EXTRACT:
⟨

Targeting the productive sectors of the economy such as industry, agriculture, agro-industries, tourism, ICT and media, the campaign also sought to encourage regional investment in Lebanon. “By launching this campaign throughout the country, we are also hoping to create more of an equilibrium, investment wise, between the regions”, the spokesman added.

IDAL was established in 1994 as a public institution charged with the promotion of investments in Lebanon and assistance to investors in the development of their projects. A One-Stop-Shop facility, it is meant to bypass all public administrations and authorities in issuing permits and licenses to investors.

Born again!

Born Interactive and Orange Clicks, two Lebanese agencies, merged on January 1, 2005, creating Born Interactive-OC, one of Lebanon’s largest interactive technology companies. Based in Beirut, the company is expecting a turnover of $1 million for the year 2005, 50% of which will stem from regional clients.

“The aim of this merger is to enhance growth and expansion for both of us,” said Fadi Sabbagha, general manager of Born Interactive. “By increasing our production capacity we can meet the growing demand for big, regional projects and compete with global and regional agencies.”

“Reaching a critical size is the main issue,” added Walid Hanna, general manager of Orange Clicks. “Because we have high fixed costs, we can double or even triple our revenue by increasing profit.”

While Orange Clicks has developed an important client base in Lebanon and in the Gulf countries, Born Interactive has built a portfolio of clients ranging from Lebanon to North Africa, France and the USA. “The two companies are very complementary in terms of market penetration,” said Hanna. “Furthermore, from an IT point of view, we complement each other as well: they have know-how that we don’t and vice versa.”

⟩

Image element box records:

⟨

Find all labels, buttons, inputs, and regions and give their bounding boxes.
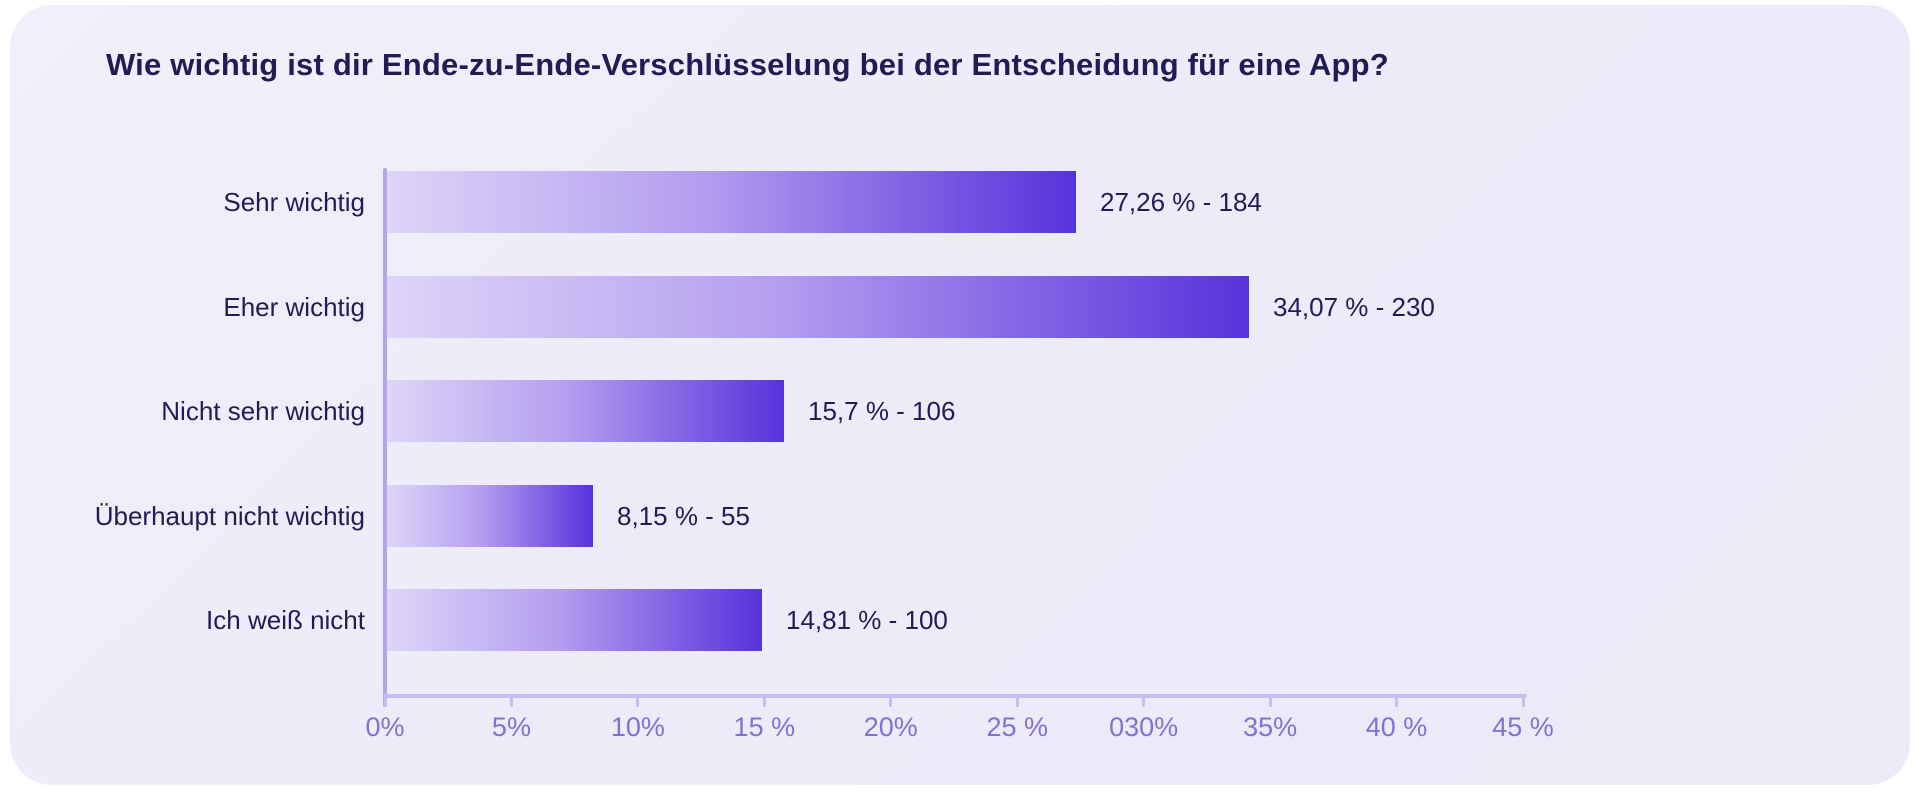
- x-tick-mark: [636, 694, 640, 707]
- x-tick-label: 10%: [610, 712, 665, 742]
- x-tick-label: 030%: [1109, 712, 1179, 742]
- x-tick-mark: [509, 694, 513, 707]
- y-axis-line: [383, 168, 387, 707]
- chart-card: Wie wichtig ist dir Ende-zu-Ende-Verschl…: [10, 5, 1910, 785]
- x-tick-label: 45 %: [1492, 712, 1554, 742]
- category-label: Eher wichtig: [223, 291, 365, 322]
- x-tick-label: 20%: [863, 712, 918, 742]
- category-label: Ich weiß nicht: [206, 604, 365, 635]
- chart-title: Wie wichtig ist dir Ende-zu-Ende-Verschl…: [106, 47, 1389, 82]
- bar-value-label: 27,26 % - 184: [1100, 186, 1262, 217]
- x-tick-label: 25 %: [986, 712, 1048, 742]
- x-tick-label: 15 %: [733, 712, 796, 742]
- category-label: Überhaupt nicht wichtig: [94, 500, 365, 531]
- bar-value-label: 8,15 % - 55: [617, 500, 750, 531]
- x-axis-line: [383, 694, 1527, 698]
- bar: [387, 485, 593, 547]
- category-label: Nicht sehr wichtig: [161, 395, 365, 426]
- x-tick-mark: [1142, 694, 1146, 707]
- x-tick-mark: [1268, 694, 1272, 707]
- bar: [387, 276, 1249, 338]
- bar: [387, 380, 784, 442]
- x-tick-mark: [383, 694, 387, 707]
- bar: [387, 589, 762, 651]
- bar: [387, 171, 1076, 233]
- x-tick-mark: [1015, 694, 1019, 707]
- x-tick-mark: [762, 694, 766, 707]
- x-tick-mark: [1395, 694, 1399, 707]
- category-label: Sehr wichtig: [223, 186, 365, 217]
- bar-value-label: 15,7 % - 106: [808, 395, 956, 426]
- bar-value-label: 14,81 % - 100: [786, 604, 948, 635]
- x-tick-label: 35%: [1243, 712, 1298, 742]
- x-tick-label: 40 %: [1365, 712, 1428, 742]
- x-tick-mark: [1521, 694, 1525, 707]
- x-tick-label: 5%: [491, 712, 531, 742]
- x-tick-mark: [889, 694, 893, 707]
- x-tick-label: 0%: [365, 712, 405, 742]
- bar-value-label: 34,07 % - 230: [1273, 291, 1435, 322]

⟩
⟨

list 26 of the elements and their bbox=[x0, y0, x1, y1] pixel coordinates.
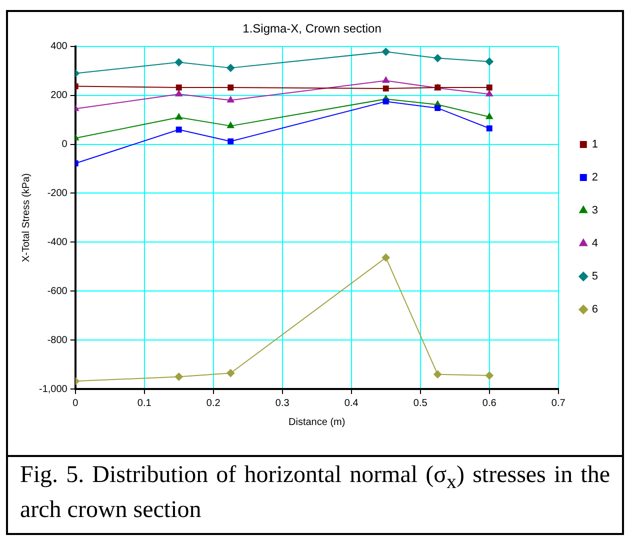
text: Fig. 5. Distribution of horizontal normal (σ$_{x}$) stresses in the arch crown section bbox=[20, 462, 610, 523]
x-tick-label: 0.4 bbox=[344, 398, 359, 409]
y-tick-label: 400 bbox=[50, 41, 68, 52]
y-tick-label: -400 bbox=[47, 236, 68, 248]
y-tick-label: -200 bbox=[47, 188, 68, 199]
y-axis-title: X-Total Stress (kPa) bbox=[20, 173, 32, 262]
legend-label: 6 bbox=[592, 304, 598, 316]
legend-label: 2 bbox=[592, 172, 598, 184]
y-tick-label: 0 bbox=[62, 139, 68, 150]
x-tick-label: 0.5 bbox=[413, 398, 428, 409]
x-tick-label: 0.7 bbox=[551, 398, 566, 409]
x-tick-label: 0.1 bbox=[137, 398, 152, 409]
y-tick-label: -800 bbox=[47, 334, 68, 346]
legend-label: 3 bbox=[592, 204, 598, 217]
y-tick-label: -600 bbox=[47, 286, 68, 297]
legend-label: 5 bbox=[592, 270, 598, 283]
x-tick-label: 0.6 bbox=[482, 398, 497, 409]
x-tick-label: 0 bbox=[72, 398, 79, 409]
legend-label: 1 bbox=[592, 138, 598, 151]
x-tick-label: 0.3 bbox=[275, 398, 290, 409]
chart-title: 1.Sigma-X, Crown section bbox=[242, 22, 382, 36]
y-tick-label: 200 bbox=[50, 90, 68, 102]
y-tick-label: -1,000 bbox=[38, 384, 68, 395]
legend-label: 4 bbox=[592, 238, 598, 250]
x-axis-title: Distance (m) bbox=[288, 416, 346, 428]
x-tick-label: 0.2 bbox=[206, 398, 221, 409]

⟩

TASKS TO CARRY OUT:
• 1. Set down, verbatim, the stretch of the Lebanese business excerpt from "IDAL was established" through "from regional clients.".
• 2. Resume the Lebanese business excerpt, picking up right after its last sentence.
The items above come from a separate source.

RESULTS IN ORDER:
• 1.
IDAL was established in 1994 as a public institution charged with the promotion of investments in Lebanon and assistance to investors in the development of their projects. A One-Stop-Shop facility, it is meant to bypass all public administrations and authorities in issuing permits and licenses to investors.

Born again!

Born Interactive and Orange Clicks, two Lebanese agencies, merged on January 1, 2005, creating Born Interactive-OC, one of Lebanon’s largest interactive technology companies. Based in Beirut, the company is expecting a turnover of $1 million for the year 2005, 50% of which will stem from regional clients.

• 2.
Both companies maintained the entirety of their staff during the merger, reaching a total number of 25 employees – a figure that is expected to increase. “We share the same company culture and vision,” said Sabbagh. “Although we plan on recruiting and expanding, we are also ensuring that our clients do not feel the transition.”

“Business wise this was a smart move,” admitted an industry insider. “In the website and e-solution industry, they are two of the most serious players on the Lebanese market.” The new company’s shareholders, composed of Walid Hanna and members of the Sabbagha family, elected Fadi Sabbagha as CEO. Hanna will be a board member and a minority shareholder, whose share is registered under the name of the TRINEC Group.

The SABIS effect

The SABIS International School will create a third school in Lebanon after signing a contract with Intered (the managing arm of the SABIS School network) and the Beirut-based Abniah general contractor company on October 21, 2004. The move comes as part of a greater international strategy, which will see the opening of six new schools in Syria, Bahrain, the UAE and the United States. 

The new school will be located on the hills of Adma and is scheduled to open its doors to students during the 2005-2006 academic year. The 75,000m2 purpose-built campus will be comprised of ten buildings, including educational facilities, a performance hall and sports facilities, such as an Olympic-size swimming pool and a soccer field. It will offer kindergarten, primary and secondary classes, with the capacity to accommodate up to 1,800 students.

An educational system which started in Choueifat, Lebanon in 1886 as an all-girls school, SABIS now counts 27 schools across four continents – the Middle East, Africa, Europe and the United States – totaling approximately 25,000 students. It is all part of the school’s strategy of catering to “mobile” families. “We have 29 different nationalities at Choueifat, including children of United Nations employees, of foreign companies. Families that move around,” said Victor Saad, VP Operations and Developments.

The tuition fees for the SABIS schools vary, even within countries. At Choueifat, fees range from LL5.4 million per year at kindergarten level to LL6.1 million per year for the upper secondary classes. Fees at the school in Khoura are less. Those for Adma have not yet been set.

“Tuition fees are set according to local culture and income levels,” Saad explained. “You can’t have an expensive school in an area where people can’t afford to pay for it, but although the tuition fees are lower, the school will provide the same services and obtain the same results.”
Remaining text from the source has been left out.